Record excerpts:
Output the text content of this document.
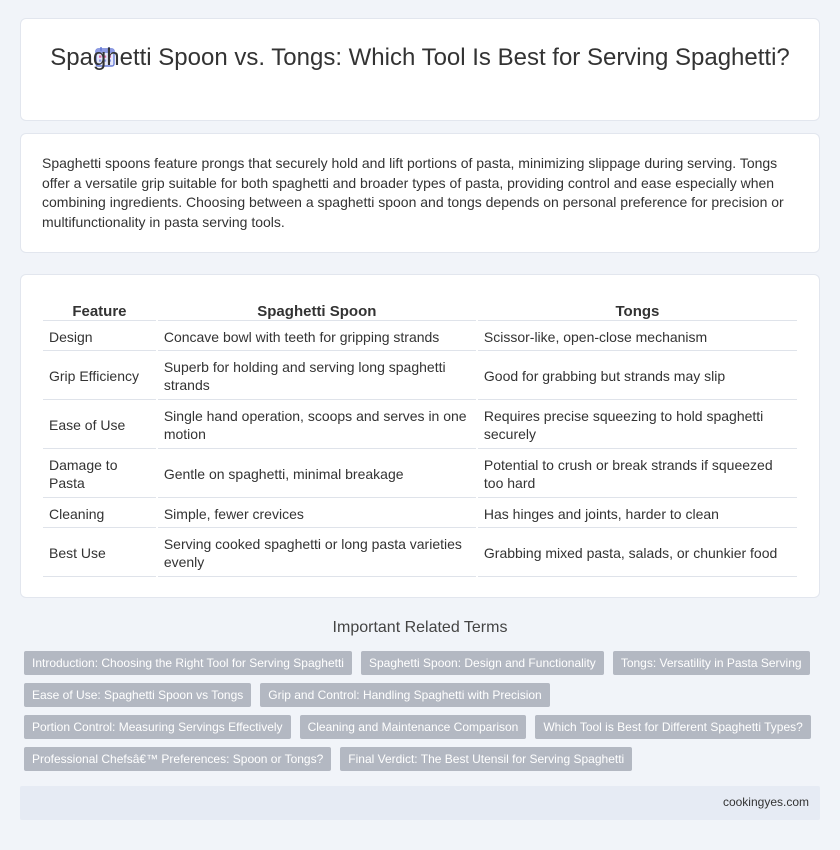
Spaghetti Spoon vs. Tongs: Which Tool Is Best for Serving Spaghetti?

Spaghetti spoons feature prongs that securely hold and lift portions of pasta, minimizing slippage during serving. Tongs offer a versatile grip suitable for both spaghetti and broader types of pasta, providing control and ease especially when combining ingredients. Choosing between a spaghetti spoon and tongs depends on personal preference for precision or multifunctionality in pasta serving tools.

Feature	Spaghetti Spoon	Tongs
Design	Concave bowl with teeth for gripping strands	Scissor-like, open-close mechanism
Grip Efficiency	Superb for holding and serving long spaghetti strands	Good for grabbing but strands may slip
Ease of Use	Single hand operation, scoops and serves in one motion	Requires precise squeezing to hold spaghetti securely
Damage to Pasta	Gentle on spaghetti, minimal breakage	Potential to crush or break strands if squeezed too hard
Cleaning	Simple, fewer crevices	Has hinges and joints, harder to clean
Best Use	Serving cooked spaghetti or long pasta varieties evenly	Grabbing mixed pasta, salads, or chunkier food
Important Related Terms
Introduction: Choosing the Right Tool for Serving Spaghetti	Spaghetti Spoon: Design and Functionality	Tongs: Versatility in Pasta Serving
Ease of Use: Spaghetti Spoon vs Tongs	Grip and Control: Handling Spaghetti with Precision
Portion Control: Measuring Servings Effectively	Cleaning and Maintenance Comparison	Which Tool is Best for Different Spaghetti Types?
Professional Chefsâ€™ Preferences: Spoon or Tongs?	Final Verdict: The Best Utensil for Serving Spaghetti
cookingyes.com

To do:
Determine how many lines include the string "Which". Give no answer but the number.

Exercise result:
2